*THE INPUT*:
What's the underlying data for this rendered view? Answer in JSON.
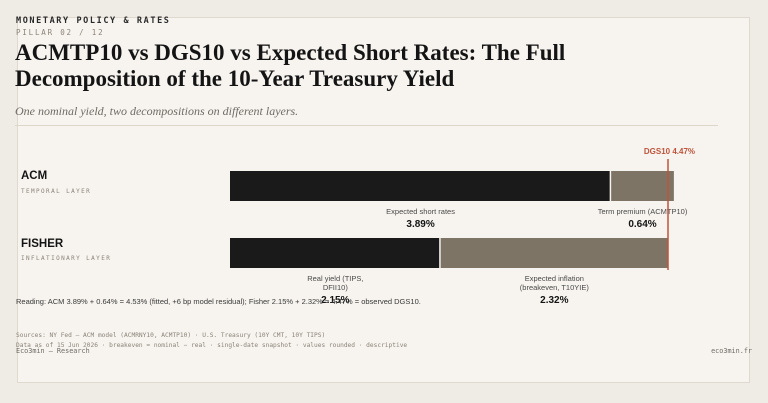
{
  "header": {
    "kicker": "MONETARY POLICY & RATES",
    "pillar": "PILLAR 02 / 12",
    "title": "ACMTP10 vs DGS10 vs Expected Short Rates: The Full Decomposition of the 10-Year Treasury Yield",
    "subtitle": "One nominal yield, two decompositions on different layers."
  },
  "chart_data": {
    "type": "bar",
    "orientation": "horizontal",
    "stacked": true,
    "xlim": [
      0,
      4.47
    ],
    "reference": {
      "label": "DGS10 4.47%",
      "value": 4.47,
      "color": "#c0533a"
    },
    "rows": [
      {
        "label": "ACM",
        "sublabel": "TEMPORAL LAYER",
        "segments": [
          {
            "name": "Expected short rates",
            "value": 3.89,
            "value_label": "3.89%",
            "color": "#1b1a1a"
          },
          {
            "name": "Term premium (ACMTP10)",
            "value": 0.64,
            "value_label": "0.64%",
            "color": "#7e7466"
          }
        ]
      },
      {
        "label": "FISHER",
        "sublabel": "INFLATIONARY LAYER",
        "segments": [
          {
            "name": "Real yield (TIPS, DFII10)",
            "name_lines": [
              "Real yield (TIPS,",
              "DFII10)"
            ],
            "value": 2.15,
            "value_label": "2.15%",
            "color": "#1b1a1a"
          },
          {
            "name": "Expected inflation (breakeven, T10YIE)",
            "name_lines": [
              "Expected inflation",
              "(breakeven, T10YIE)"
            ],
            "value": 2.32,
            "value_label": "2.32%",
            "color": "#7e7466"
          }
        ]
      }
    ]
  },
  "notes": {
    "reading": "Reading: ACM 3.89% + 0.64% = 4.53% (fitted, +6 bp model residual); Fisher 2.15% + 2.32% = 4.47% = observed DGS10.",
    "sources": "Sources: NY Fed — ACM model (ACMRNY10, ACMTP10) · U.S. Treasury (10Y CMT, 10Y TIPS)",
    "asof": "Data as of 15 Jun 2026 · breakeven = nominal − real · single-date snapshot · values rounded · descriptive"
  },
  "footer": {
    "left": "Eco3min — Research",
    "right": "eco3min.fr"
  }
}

...

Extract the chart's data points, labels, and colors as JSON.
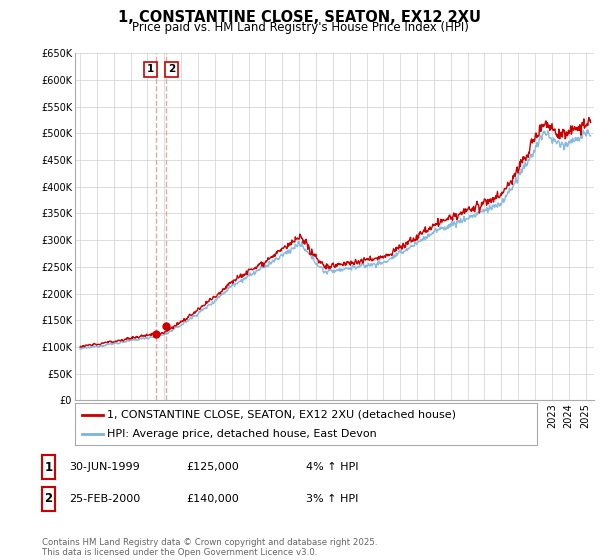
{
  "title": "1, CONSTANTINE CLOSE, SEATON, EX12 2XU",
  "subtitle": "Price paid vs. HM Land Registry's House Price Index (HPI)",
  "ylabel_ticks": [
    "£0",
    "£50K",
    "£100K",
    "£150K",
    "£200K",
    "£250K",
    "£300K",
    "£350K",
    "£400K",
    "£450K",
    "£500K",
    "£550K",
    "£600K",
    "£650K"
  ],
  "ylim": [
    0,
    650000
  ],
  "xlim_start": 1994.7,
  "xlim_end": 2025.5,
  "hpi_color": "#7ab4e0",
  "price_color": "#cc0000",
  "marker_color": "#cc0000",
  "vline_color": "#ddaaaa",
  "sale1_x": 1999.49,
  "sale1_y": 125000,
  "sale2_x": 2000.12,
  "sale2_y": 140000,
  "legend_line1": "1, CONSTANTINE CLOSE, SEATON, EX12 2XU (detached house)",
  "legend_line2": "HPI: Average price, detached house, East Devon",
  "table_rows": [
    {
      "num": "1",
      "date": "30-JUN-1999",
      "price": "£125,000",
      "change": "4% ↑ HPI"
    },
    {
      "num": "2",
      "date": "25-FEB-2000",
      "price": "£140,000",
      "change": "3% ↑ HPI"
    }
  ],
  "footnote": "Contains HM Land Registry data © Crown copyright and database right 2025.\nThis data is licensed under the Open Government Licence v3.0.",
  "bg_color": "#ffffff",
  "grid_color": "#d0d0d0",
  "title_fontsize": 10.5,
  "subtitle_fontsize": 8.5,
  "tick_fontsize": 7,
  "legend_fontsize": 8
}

*AIM OF THE TASK*: Find how many lines of the listing include the string "nominal" and give that number, nothing else.

*WORKED ANSWER*: 2